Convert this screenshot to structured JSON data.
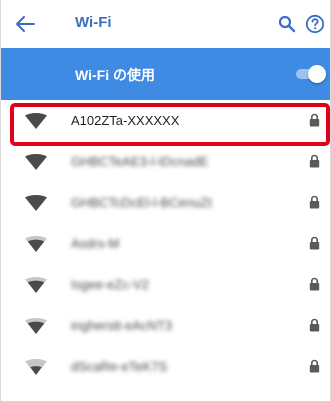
{
  "header": {
    "title": "Wi-Fi",
    "back_icon": "arrow-left-icon",
    "search_icon": "search-icon",
    "help_icon": "help-circle-icon",
    "accent_color": "#3b6fc4"
  },
  "master_switch": {
    "label": "Wi-Fi の使用",
    "state": "on",
    "bar_color": "#3f8ae2"
  },
  "networks": [
    {
      "ssid": "A102ZTa-XXXXXX",
      "secured": true,
      "signal": "strong",
      "blurred": false,
      "highlighted": true
    },
    {
      "ssid": "GHBCTeAE3-l-IDcnadE",
      "secured": true,
      "signal": "strong",
      "blurred": true,
      "highlighted": false
    },
    {
      "ssid": "GHBCTcDcEl-l-BCenuZt",
      "secured": true,
      "signal": "strong",
      "blurred": true,
      "highlighted": false
    },
    {
      "ssid": "Asdrs-M",
      "secured": true,
      "signal": "medium",
      "blurred": true,
      "highlighted": false
    },
    {
      "ssid": "Isgee-eZc-V2",
      "secured": true,
      "signal": "medium",
      "blurred": true,
      "highlighted": false
    },
    {
      "ssid": "ingherstt-eAcNT3",
      "secured": true,
      "signal": "medium",
      "blurred": true,
      "highlighted": false
    },
    {
      "ssid": "dScaRe-eTeK7S",
      "secured": true,
      "signal": "weak",
      "blurred": true,
      "highlighted": false
    }
  ],
  "highlight_color": "#e0001b"
}
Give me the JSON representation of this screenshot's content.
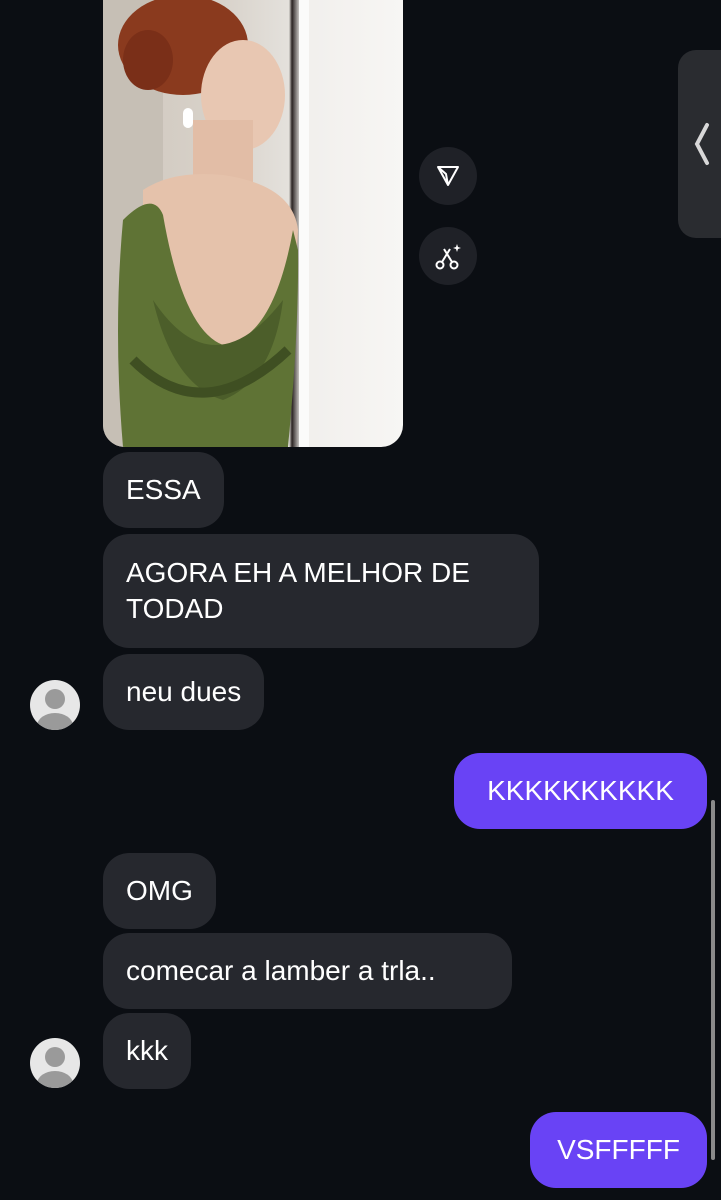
{
  "messages": [
    {
      "text": "ESSA"
    },
    {
      "text": "AGORA EH A MELHOR DE"
    },
    {
      "text": "TODAD"
    },
    {
      "text": "neu dues"
    },
    {
      "text": "KKKKKKKKKK"
    },
    {
      "text": "OMG"
    },
    {
      "text": "comecar a lamber a trla.."
    },
    {
      "text": "kkk"
    },
    {
      "text": "VSFFFFF"
    }
  ],
  "icons": {
    "share": "send-icon",
    "edit": "sparkle-scissors-icon",
    "edge": "chevron-left-icon",
    "avatar": "person-icon"
  },
  "colors": {
    "background": "#0b0e13",
    "incoming_bubble": "#26282e",
    "outgoing_bubble": "#6943f5"
  }
}
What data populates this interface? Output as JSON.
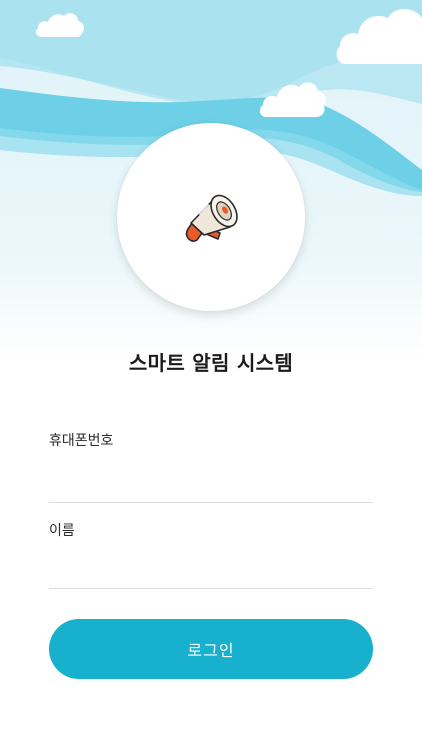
{
  "app": {
    "title": "스마트 알림 시스템"
  },
  "form": {
    "phone_label": "휴대폰번호",
    "phone_value": "",
    "name_label": "이름",
    "name_value": "",
    "login_label": "로그인"
  },
  "icons": {
    "logo": "megaphone-icon",
    "decor": [
      "cloud-icon",
      "cloud-icon",
      "cloud-icon"
    ]
  },
  "colors": {
    "accent": "#17b0cd",
    "sky_dark": "#6fd3e8",
    "sky_light": "#a9e3f0",
    "megaphone_orange": "#ec5a2c"
  }
}
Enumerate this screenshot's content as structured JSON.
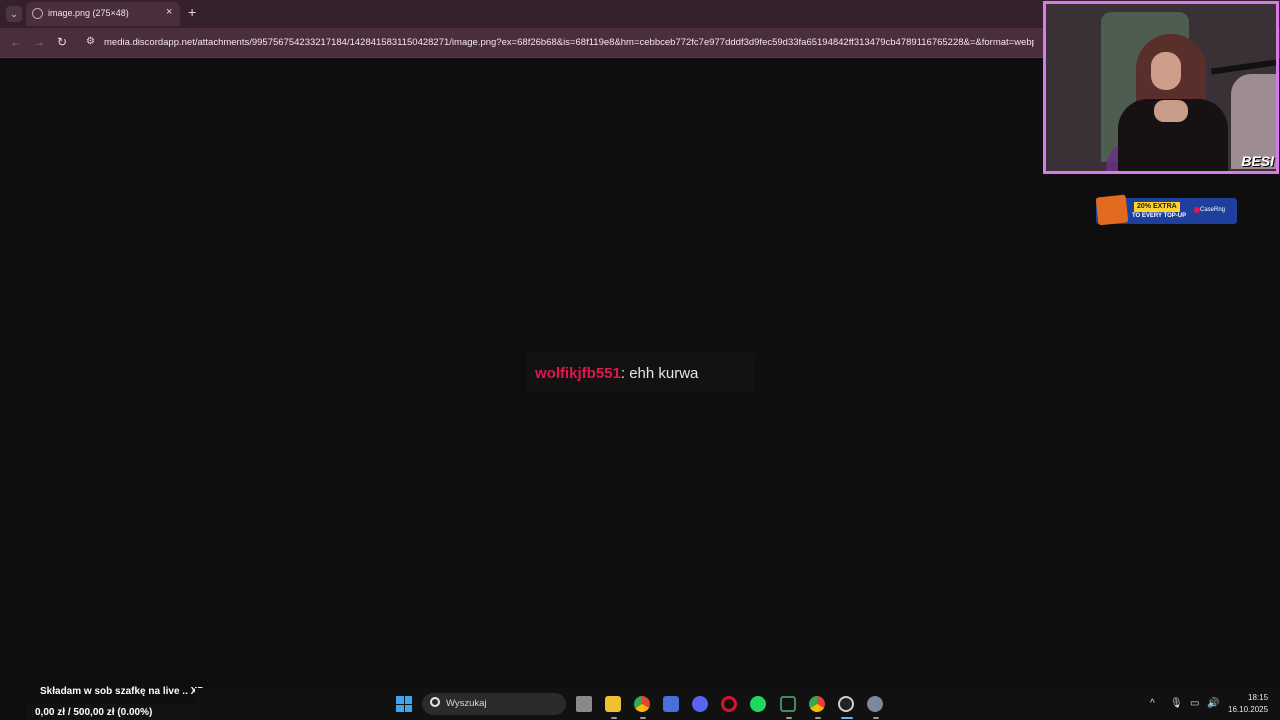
{
  "browser": {
    "tab_title": "image.png (275×48)",
    "tab_close": "×",
    "new_tab": "+",
    "tab_list": "⌄",
    "url": "media.discordapp.net/attachments/995756754233217184/1428415831150428271/image.png?ex=68f26b68&is=68f119e8&hm=cebbceb772fc7e977dddf3d9fec59d33fa65194842ff313479cb4789116765228&=&format=webp...",
    "back_icon": "←",
    "forward_icon": "→",
    "reload_icon": "↻",
    "site_info_icon": "⚙"
  },
  "image": {
    "username": "wolfikjfb551",
    "message": ": ehh kurwa",
    "username_color": "#e0164e"
  },
  "webcam": {
    "tag": "BESI",
    "border_color": "#d87be8"
  },
  "promo": {
    "badge": "20% EXTRA",
    "sub": "TO EVERY TOP-UP",
    "brand": "CaseRng"
  },
  "goal": {
    "title": "Składam w sob szafkę na live .. XD",
    "current": "0,00 zł",
    "separator": "/",
    "target": "500,00 zł",
    "percent": "(0.00%)"
  },
  "taskbar": {
    "search_placeholder": "Wyszukaj",
    "apps": [
      "task-view-icon",
      "file-explorer-icon",
      "chrome-icon",
      "calculator-icon",
      "discord-icon",
      "opera-icon",
      "spotify-icon",
      "excel-icon",
      "chrome-icon",
      "obs-icon",
      "settings-icon"
    ],
    "tray_up": "^",
    "tray_mic": "🎙",
    "tray_display": "▭",
    "tray_volume": "🔊",
    "time": "18:15",
    "date": "16.10.2025"
  }
}
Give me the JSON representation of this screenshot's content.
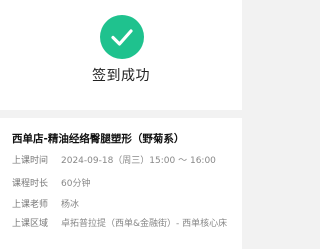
{
  "status": {
    "title": "签到成功",
    "icon": "check-icon",
    "accent_color": "#1fc28e"
  },
  "course": {
    "title": "西单店-精油经络臀腿塑形（野菊系）",
    "fields": [
      {
        "label": "上课时间",
        "value": "2024-09-18（周三）15:00 ～ 16:00"
      },
      {
        "label": "课程时长",
        "value": "60分钟"
      },
      {
        "label": "上课老师",
        "value": "杨冰"
      },
      {
        "label": "上课区域",
        "value": "卓拓普拉提（西单&金融街）- 西单核心床"
      }
    ]
  }
}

TASK DETAILS: All records above are to be printed exactly, minus the pictures they contain.

PROBLEM SOLUTION:
Convert this screenshot to structured JSON data.
{
  "header": {
    "title": "Wi-Fi",
    "back_icon": "arrow-left-icon",
    "search_icon": "search-icon",
    "help_icon": "help-circle-icon",
    "accent_color": "#3b6fc4"
  },
  "master_switch": {
    "label": "Wi-Fi の使用",
    "state": "on",
    "bar_color": "#3f8ae2"
  },
  "networks": [
    {
      "ssid": "A102ZTa-XXXXXX",
      "secured": true,
      "signal": "strong",
      "blurred": false,
      "highlighted": true
    },
    {
      "ssid": "GHBCTeAE3-l-IDcnadE",
      "secured": true,
      "signal": "strong",
      "blurred": true,
      "highlighted": false
    },
    {
      "ssid": "GHBCTcDcEl-l-BCenuZt",
      "secured": true,
      "signal": "strong",
      "blurred": true,
      "highlighted": false
    },
    {
      "ssid": "Asdrs-M",
      "secured": true,
      "signal": "medium",
      "blurred": true,
      "highlighted": false
    },
    {
      "ssid": "Isgee-eZc-V2",
      "secured": true,
      "signal": "medium",
      "blurred": true,
      "highlighted": false
    },
    {
      "ssid": "ingherstt-eAcNT3",
      "secured": true,
      "signal": "medium",
      "blurred": true,
      "highlighted": false
    },
    {
      "ssid": "dScaRe-eTeK7S",
      "secured": true,
      "signal": "weak",
      "blurred": true,
      "highlighted": false
    }
  ],
  "highlight_color": "#e0001b"
}
Give me the JSON representation of this screenshot's content.
{
  "messages": [
    {
      "text": "ESSA"
    },
    {
      "text": "AGORA EH A MELHOR DE"
    },
    {
      "text": "TODAD"
    },
    {
      "text": "neu dues"
    },
    {
      "text": "KKKKKKKKKK"
    },
    {
      "text": "OMG"
    },
    {
      "text": "comecar a lamber a trla.."
    },
    {
      "text": "kkk"
    },
    {
      "text": "VSFFFFF"
    }
  ],
  "icons": {
    "share": "send-icon",
    "edit": "sparkle-scissors-icon",
    "edge": "chevron-left-icon",
    "avatar": "person-icon"
  },
  "colors": {
    "background": "#0b0e13",
    "incoming_bubble": "#26282e",
    "outgoing_bubble": "#6943f5"
  }
}
What data populates this interface? Output as JSON.
{
  "app": {
    "title": "스마트 알림 시스템"
  },
  "form": {
    "phone_label": "휴대폰번호",
    "phone_value": "",
    "name_label": "이름",
    "name_value": "",
    "login_label": "로그인"
  },
  "icons": {
    "logo": "megaphone-icon",
    "decor": [
      "cloud-icon",
      "cloud-icon",
      "cloud-icon"
    ]
  },
  "colors": {
    "accent": "#17b0cd",
    "sky_dark": "#6fd3e8",
    "sky_light": "#a9e3f0",
    "megaphone_orange": "#ec5a2c"
  }
}
Enumerate this screenshot's content as structured JSON.
{
  "browser": {
    "tab_title": "image.png (275×48)",
    "tab_close": "×",
    "new_tab": "+",
    "tab_list": "⌄",
    "url": "media.discordapp.net/attachments/995756754233217184/1428415831150428271/image.png?ex=68f26b68&is=68f119e8&hm=cebbceb772fc7e977dddf3d9fec59d33fa65194842ff313479cb4789116765228&=&format=webp...",
    "back_icon": "←",
    "forward_icon": "→",
    "reload_icon": "↻",
    "site_info_icon": "⚙"
  },
  "image": {
    "username": "wolfikjfb551",
    "message": ": ehh kurwa",
    "username_color": "#e0164e"
  },
  "webcam": {
    "tag": "BESI",
    "border_color": "#d87be8"
  },
  "promo": {
    "badge": "20% EXTRA",
    "sub": "TO EVERY TOP-UP",
    "brand": "CaseRng"
  },
  "goal": {
    "title": "Składam w sob szafkę na live .. XD",
    "current": "0,00 zł",
    "separator": "/",
    "target": "500,00 zł",
    "percent": "(0.00%)"
  },
  "taskbar": {
    "search_placeholder": "Wyszukaj",
    "apps": [
      "task-view-icon",
      "file-explorer-icon",
      "chrome-icon",
      "calculator-icon",
      "discord-icon",
      "opera-icon",
      "spotify-icon",
      "excel-icon",
      "chrome-icon",
      "obs-icon",
      "settings-icon"
    ],
    "tray_up": "^",
    "tray_mic": "🎙",
    "tray_display": "▭",
    "tray_volume": "🔊",
    "time": "18:15",
    "date": "16.10.2025"
  }
}
Give me the JSON representation of this screenshot's content.
{
  "status": {
    "title": "签到成功",
    "icon": "check-icon",
    "accent_color": "#1fc28e"
  },
  "course": {
    "title": "西单店-精油经络臀腿塑形（野菊系）",
    "fields": [
      {
        "label": "上课时间",
        "value": "2024-09-18（周三）15:00 ～ 16:00"
      },
      {
        "label": "课程时长",
        "value": "60分钟"
      },
      {
        "label": "上课老师",
        "value": "杨冰"
      },
      {
        "label": "上课区域",
        "value": "卓拓普拉提（西单&金融街）- 西单核心床"
      }
    ]
  }
}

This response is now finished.